● Stated problem
Lines holding the string "name" are the ones to copy; find them all in the data.

● Data section
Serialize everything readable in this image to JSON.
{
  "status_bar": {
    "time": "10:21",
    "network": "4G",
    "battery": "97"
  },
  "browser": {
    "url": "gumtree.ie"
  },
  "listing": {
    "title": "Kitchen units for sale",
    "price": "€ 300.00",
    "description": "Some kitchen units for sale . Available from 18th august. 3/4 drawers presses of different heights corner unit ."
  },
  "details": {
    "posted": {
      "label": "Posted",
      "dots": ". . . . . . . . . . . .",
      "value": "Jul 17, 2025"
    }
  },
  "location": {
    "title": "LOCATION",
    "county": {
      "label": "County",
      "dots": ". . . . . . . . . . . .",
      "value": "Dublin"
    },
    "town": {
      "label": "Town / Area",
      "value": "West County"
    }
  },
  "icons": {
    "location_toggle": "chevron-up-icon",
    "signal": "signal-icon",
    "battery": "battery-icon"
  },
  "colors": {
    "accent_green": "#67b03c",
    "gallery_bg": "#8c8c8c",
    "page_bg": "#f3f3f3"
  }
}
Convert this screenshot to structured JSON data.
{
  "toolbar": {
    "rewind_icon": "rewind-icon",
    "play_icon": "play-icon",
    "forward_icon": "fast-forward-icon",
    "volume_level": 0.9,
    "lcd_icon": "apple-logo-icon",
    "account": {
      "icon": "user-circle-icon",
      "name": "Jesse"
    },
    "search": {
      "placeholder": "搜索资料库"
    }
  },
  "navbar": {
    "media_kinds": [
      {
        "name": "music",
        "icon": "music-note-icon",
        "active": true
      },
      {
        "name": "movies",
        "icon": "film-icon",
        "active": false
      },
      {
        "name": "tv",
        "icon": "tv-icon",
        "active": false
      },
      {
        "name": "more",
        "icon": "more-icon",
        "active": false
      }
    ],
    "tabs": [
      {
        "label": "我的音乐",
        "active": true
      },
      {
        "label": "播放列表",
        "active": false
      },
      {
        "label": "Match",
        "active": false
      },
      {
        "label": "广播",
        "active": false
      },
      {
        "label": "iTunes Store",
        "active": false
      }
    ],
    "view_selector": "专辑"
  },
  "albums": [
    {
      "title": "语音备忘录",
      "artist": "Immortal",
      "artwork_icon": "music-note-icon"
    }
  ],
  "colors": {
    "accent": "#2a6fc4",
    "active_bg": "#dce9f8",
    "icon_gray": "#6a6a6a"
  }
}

● Full response
      "name": "Jesse"
        "name": "music",
        "name": "movies",
        "name": "tv",
        "name": "more",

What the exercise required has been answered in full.